_Task to carry out_
Check each line of the records below and collect those holding "выплаты".

○ ○ ○ ○

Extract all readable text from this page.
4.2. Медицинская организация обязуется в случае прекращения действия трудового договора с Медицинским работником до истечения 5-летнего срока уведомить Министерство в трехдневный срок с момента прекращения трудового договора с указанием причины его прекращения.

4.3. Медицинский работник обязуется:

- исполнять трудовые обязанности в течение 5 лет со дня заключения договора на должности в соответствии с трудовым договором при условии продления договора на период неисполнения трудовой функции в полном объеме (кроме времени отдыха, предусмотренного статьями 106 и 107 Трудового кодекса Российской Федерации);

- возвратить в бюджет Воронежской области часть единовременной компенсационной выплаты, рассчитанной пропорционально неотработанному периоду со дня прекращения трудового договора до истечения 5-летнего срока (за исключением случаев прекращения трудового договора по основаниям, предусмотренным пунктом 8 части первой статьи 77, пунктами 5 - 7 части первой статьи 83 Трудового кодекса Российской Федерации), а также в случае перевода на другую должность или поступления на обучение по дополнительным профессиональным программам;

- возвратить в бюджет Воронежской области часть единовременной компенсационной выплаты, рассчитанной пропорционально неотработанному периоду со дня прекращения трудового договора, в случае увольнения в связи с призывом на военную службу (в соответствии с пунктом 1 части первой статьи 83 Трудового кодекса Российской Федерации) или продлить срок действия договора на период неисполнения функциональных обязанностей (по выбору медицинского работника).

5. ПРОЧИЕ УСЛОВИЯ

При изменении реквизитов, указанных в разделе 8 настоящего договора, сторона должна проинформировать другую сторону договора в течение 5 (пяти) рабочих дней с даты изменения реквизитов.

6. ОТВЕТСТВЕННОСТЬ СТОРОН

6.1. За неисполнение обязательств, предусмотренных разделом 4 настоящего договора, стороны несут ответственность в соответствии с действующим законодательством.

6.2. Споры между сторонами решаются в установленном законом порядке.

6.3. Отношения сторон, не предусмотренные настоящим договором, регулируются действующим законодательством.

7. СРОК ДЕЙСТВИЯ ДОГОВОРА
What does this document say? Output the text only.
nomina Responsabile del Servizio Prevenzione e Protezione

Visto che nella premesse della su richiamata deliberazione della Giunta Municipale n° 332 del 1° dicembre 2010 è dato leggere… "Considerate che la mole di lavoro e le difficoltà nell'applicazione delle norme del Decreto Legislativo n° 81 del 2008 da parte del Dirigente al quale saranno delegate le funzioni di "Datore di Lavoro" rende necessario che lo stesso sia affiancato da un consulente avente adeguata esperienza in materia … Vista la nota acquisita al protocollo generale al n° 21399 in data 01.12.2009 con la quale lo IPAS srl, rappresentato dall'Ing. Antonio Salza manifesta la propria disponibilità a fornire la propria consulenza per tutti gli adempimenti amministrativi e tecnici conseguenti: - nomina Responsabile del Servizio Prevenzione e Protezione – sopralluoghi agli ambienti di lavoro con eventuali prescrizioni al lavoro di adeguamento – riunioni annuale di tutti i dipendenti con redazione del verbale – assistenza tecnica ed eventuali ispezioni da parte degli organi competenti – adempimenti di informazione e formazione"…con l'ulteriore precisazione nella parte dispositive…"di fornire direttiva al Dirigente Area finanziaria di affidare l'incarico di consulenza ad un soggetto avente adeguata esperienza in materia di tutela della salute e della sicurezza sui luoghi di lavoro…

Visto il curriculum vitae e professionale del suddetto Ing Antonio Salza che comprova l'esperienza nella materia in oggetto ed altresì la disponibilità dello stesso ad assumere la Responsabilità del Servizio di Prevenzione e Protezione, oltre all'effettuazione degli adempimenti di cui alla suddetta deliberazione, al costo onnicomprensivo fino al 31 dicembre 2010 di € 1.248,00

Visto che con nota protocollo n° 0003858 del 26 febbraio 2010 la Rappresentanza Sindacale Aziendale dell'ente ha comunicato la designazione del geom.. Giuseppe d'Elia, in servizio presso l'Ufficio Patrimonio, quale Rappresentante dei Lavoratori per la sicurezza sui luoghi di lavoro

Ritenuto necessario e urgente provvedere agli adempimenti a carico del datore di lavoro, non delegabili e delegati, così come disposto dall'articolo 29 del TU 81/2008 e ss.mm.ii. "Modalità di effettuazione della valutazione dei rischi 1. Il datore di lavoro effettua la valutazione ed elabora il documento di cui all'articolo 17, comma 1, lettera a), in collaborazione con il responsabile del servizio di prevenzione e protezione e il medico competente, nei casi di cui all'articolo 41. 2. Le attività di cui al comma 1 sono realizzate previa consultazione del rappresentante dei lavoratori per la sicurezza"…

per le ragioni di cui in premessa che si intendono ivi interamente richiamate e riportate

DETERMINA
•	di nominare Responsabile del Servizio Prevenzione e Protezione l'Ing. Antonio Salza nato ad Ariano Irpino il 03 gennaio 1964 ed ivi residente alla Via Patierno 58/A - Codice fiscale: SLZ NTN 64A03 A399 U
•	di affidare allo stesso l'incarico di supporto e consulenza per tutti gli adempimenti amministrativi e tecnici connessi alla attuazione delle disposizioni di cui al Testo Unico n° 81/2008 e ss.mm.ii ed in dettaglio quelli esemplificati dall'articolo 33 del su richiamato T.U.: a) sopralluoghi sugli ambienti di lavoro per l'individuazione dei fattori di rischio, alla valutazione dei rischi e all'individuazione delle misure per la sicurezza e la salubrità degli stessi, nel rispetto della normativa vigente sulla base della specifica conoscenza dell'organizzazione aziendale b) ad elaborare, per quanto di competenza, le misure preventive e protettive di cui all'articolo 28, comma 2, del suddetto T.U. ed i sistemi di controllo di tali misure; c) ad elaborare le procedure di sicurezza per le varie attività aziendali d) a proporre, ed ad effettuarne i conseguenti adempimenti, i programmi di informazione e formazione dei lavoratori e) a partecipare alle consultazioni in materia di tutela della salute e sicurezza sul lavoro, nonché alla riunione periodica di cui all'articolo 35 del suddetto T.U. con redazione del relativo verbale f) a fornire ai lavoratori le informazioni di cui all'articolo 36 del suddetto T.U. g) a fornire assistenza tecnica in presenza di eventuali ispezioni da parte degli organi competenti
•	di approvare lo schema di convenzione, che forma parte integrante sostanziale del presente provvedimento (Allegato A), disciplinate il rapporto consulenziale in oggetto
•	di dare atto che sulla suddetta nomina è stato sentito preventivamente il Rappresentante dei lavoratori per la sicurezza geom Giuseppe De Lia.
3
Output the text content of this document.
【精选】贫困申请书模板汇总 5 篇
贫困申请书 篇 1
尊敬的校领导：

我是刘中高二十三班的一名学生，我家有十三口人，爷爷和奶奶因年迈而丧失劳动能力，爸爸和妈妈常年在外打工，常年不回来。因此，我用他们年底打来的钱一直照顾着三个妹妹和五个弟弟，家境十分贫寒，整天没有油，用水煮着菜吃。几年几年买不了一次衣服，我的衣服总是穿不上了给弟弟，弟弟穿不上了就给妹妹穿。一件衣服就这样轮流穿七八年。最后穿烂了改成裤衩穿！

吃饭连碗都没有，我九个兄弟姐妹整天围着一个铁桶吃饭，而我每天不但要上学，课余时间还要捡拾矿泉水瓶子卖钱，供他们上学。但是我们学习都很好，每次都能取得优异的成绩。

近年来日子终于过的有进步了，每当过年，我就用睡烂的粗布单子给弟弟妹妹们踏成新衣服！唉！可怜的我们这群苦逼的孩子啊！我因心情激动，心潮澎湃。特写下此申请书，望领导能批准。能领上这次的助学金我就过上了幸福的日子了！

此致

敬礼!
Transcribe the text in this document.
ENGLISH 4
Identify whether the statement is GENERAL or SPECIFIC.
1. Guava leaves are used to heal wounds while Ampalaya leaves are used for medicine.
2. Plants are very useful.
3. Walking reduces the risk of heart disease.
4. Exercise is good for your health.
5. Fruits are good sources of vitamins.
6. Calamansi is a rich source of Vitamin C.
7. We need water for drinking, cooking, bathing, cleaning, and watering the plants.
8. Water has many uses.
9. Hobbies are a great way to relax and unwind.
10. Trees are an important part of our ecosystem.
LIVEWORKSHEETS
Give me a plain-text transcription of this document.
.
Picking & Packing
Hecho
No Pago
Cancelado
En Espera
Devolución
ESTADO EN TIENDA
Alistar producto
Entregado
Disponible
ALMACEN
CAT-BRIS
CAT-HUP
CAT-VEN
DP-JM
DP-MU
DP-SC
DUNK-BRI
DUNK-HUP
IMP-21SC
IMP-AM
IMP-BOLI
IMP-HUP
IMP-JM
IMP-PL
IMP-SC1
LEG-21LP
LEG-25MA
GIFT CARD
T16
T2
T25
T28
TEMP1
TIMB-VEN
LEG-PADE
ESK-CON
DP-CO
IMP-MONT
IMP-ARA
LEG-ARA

○ ○ ○ ○

_Reply_
- возвратить в бюджет Воронежской области часть единовременной компенсационной выплаты, рассчитанной пропорционально неотработанному периоду со дня прекращения трудового договора до истечения 5-летнего срока (за исключением случаев прекращения трудового договора по основаниям, предусмотренным пунктом 8 части первой статьи 77, пунктами 5 - 7 части первой статьи 83 Трудового кодекса Российской Федерации), а также в случае перевода на другую должность или поступления на обучение по дополнительным профессиональным программам;
- возвратить в бюджет Воронежской области часть единовременной компенсационной выплаты, рассчитанной пропорционально неотработанному периоду со дня прекращения трудового договора, в случае увольнения в связи с призывом на военную службу (в соответствии с пунктом 1 части первой статьи 83 Трудового кодекса Российской Федерации) или продлить срок действия договора на период неисполнения функциональных обязанностей (по выбору медицинского работника).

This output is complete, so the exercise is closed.